_Task objective_:
Please quote all of the lines below word for word, leaving out the pictures.

Saved data
• • •
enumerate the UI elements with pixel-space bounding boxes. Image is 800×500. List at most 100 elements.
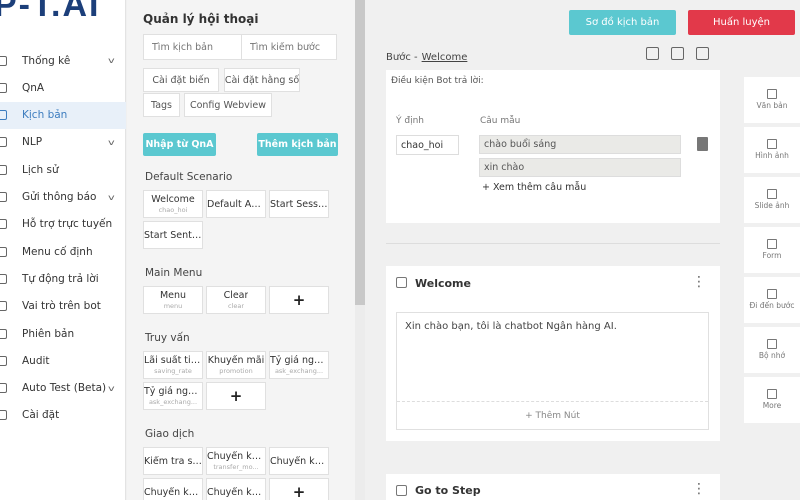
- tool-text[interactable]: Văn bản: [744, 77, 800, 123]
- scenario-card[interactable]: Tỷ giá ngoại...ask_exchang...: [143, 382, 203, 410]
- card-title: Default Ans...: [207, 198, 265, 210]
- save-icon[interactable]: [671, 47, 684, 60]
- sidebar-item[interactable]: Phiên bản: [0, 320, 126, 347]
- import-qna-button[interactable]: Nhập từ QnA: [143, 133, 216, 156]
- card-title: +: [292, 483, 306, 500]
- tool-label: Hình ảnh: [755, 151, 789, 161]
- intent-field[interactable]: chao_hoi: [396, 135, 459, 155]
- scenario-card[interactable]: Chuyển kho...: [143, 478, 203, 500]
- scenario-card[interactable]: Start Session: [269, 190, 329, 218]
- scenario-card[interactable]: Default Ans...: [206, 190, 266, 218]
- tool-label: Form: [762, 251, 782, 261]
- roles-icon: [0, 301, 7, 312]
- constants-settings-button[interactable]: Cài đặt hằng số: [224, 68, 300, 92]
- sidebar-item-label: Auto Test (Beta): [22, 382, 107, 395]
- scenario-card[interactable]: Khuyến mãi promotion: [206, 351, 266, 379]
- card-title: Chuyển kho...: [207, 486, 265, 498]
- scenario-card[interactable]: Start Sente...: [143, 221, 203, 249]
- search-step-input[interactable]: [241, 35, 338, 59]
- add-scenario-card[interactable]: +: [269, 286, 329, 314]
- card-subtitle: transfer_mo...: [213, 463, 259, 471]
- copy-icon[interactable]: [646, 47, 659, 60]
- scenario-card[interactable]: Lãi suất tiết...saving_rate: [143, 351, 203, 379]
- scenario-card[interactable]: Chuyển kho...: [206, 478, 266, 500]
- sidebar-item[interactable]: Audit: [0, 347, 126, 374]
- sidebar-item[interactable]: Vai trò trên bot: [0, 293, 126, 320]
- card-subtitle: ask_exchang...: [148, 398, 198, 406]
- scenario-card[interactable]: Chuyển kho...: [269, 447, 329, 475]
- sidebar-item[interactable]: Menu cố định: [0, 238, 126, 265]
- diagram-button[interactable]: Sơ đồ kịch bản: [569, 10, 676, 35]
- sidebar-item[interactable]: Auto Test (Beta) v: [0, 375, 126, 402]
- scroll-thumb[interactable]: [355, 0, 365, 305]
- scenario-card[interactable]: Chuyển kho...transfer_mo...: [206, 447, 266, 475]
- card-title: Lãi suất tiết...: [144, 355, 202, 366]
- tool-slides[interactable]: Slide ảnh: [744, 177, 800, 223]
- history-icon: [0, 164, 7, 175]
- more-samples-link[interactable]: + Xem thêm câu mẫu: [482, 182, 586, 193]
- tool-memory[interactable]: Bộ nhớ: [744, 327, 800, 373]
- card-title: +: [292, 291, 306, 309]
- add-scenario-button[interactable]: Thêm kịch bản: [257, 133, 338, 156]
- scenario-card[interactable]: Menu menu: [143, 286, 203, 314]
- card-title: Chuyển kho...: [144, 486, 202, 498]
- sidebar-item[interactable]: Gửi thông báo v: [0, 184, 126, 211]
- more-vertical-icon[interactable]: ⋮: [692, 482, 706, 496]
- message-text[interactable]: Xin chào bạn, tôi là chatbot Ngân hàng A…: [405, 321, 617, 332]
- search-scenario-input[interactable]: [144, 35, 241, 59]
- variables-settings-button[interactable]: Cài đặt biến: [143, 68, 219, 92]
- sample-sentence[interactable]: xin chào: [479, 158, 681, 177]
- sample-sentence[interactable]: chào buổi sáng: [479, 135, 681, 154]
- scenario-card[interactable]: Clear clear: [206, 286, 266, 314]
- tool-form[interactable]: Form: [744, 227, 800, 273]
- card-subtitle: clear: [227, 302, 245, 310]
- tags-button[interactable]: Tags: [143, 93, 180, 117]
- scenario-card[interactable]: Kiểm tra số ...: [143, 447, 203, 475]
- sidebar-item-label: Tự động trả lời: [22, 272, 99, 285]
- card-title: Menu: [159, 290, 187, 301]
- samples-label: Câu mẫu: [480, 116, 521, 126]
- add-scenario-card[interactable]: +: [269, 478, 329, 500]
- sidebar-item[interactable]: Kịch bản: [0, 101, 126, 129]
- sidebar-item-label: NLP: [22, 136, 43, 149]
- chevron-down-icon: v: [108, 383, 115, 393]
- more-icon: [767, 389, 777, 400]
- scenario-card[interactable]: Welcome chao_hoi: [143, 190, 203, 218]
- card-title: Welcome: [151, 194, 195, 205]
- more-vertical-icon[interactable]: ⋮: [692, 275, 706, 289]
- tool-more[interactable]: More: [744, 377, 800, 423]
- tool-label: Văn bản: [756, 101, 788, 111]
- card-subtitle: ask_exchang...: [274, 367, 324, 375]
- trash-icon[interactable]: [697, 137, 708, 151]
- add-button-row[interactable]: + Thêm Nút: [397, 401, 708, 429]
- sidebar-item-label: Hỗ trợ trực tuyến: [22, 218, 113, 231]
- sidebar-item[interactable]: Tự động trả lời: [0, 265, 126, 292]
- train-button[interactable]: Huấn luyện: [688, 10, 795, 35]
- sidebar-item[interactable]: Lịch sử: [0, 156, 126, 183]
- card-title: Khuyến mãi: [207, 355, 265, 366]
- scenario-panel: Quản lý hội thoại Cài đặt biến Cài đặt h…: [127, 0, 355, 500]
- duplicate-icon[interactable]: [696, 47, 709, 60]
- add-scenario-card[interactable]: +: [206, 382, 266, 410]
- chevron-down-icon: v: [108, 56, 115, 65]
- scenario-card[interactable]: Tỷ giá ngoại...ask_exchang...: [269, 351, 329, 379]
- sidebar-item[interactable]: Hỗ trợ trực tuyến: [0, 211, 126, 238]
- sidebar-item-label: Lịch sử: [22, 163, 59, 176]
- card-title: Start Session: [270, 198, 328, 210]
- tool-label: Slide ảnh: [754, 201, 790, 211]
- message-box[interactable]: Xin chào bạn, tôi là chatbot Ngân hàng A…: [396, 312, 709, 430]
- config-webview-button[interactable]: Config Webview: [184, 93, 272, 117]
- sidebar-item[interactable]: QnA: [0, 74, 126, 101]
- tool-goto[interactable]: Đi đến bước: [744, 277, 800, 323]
• • •
_Solved problem_:
enumerate the UI elements with pixel-space bounding boxes. Image is 800×500. List at most 100 elements.
- tool-text[interactable]: Văn bản: [744, 77, 800, 123]
- scenario-card[interactable]: Tỷ giá ngoại...ask_exchang...: [143, 382, 203, 410]
- card-title: Default Ans...: [207, 198, 265, 210]
- save-icon[interactable]: [671, 47, 684, 60]
- sidebar-item[interactable]: Phiên bản: [0, 320, 126, 347]
- import-qna-button[interactable]: Nhập từ QnA: [143, 133, 216, 156]
- card-title: +: [292, 483, 306, 500]
- tool-label: Hình ảnh: [755, 151, 789, 161]
- intent-field[interactable]: chao_hoi: [396, 135, 459, 155]
- scenario-card[interactable]: Chuyển kho...: [143, 478, 203, 500]
- scenario-card[interactable]: Start Session: [269, 190, 329, 218]
- scenario-card[interactable]: Default Ans...: [206, 190, 266, 218]
- tool-label: Form: [762, 251, 782, 261]
- roles-icon: [0, 301, 7, 312]
- constants-settings-button[interactable]: Cài đặt hằng số: [224, 68, 300, 92]
- sidebar-item-label: Auto Test (Beta): [22, 382, 107, 395]
- scenario-card[interactable]: Khuyến mãi promotion: [206, 351, 266, 379]
- card-title: Chuyển kho...: [207, 486, 265, 498]
- scenario-card[interactable]: Start Sente...: [143, 221, 203, 249]
- search-step-input[interactable]: [241, 35, 338, 59]
- add-scenario-card[interactable]: +: [269, 286, 329, 314]
- card-subtitle: transfer_mo...: [213, 463, 259, 471]
- copy-icon[interactable]: [646, 47, 659, 60]
- scenario-card[interactable]: Lãi suất tiết...saving_rate: [143, 351, 203, 379]
- scenario-card[interactable]: Chuyển kho...: [206, 478, 266, 500]
- sidebar-item[interactable]: Audit: [0, 347, 126, 374]
- sidebar-item[interactable]: Vai trò trên bot: [0, 293, 126, 320]
- card-subtitle: ask_exchang...: [148, 398, 198, 406]
- scenario-card[interactable]: Chuyển kho...: [269, 447, 329, 475]
- sidebar-item[interactable]: Menu cố định: [0, 238, 126, 265]
- diagram-button[interactable]: Sơ đồ kịch bản: [569, 10, 676, 35]
- sidebar-item[interactable]: Auto Test (Beta) v: [0, 375, 126, 402]
- scroll-thumb[interactable]: [355, 0, 365, 305]
- scenario-card[interactable]: Chuyển kho...transfer_mo...: [206, 447, 266, 475]
- card-title: Lãi suất tiết...: [144, 355, 202, 366]
- tool-slides[interactable]: Slide ảnh: [744, 177, 800, 223]
- history-icon: [0, 164, 7, 175]
- more-samples-link[interactable]: + Xem thêm câu mẫu: [482, 182, 586, 193]
- tool-memory[interactable]: Bộ nhớ: [744, 327, 800, 373]
- card-title: +: [292, 291, 306, 309]
- add-scenario-button[interactable]: Thêm kịch bản: [257, 133, 338, 156]
- scenario-card[interactable]: Menu menu: [143, 286, 203, 314]
- card-title: Chuyển kho...: [144, 486, 202, 498]
- sidebar-item[interactable]: Gửi thông báo v: [0, 184, 126, 211]
- more-vertical-icon[interactable]: ⋮: [692, 482, 706, 496]
- message-text[interactable]: Xin chào bạn, tôi là chatbot Ngân hàng A…: [405, 321, 617, 332]
- search-scenario-input[interactable]: [144, 35, 241, 59]
- variables-settings-button[interactable]: Cài đặt biến: [143, 68, 219, 92]
- sample-sentence[interactable]: xin chào: [479, 158, 681, 177]
- sample-sentence[interactable]: chào buổi sáng: [479, 135, 681, 154]
- scenario-card[interactable]: Clear clear: [206, 286, 266, 314]
- tool-form[interactable]: Form: [744, 227, 800, 273]
- card-subtitle: clear: [227, 302, 245, 310]
- tags-button[interactable]: Tags: [143, 93, 180, 117]
- scenario-card[interactable]: Kiểm tra số ...: [143, 447, 203, 475]
- sidebar-item-label: Tự động trả lời: [22, 272, 99, 285]
- card-title: Menu: [159, 290, 187, 301]
- samples-label: Câu mẫu: [480, 116, 521, 126]
- add-scenario-card[interactable]: +: [269, 478, 329, 500]
- sidebar-item[interactable]: Kịch bản: [0, 101, 126, 129]
- sidebar-item-label: NLP: [22, 136, 43, 149]
- chevron-down-icon: v: [108, 383, 115, 393]
- more-icon: [767, 389, 777, 400]
- scenario-card[interactable]: Welcome chao_hoi: [143, 190, 203, 218]
- card-title: Welcome: [151, 194, 195, 205]
- more-vertical-icon[interactable]: ⋮: [692, 275, 706, 289]
- tool-more[interactable]: More: [744, 377, 800, 423]
- tool-label: Văn bản: [756, 101, 788, 111]
- card-subtitle: ask_exchang...: [274, 367, 324, 375]
- trash-icon[interactable]: [697, 137, 708, 151]
- add-button-row[interactable]: + Thêm Nút: [397, 401, 708, 429]
- sidebar-item-label: Hỗ trợ trực tuyến: [22, 218, 113, 231]
- sidebar-item[interactable]: Tự động trả lời: [0, 265, 126, 292]
- train-button[interactable]: Huấn luyện: [688, 10, 795, 35]
- sidebar-item[interactable]: Lịch sử: [0, 156, 126, 183]
- card-title: Khuyến mãi: [207, 355, 265, 366]
- scenario-panel: Quản lý hội thoại Cài đặt biến Cài đặt h…: [127, 0, 355, 500]
- duplicate-icon[interactable]: [696, 47, 709, 60]
- add-scenario-card[interactable]: +: [206, 382, 266, 410]
- chevron-down-icon: v: [108, 56, 115, 65]
- scenario-card[interactable]: Tỷ giá ngoại...ask_exchang...: [269, 351, 329, 379]
- sidebar-item[interactable]: Hỗ trợ trực tuyến: [0, 211, 126, 238]
- sidebar-item-label: Lịch sử: [22, 163, 59, 176]
- card-title: Start Session: [270, 198, 328, 210]
- tool-label: Slide ảnh: [754, 201, 790, 211]
- message-box[interactable]: Xin chào bạn, tôi là chatbot Ngân hàng A…: [396, 312, 709, 430]
- config-webview-button[interactable]: Config Webview: [184, 93, 272, 117]
- sidebar-item[interactable]: QnA: [0, 74, 126, 101]
- tool-goto[interactable]: Đi đến bước: [744, 277, 800, 323]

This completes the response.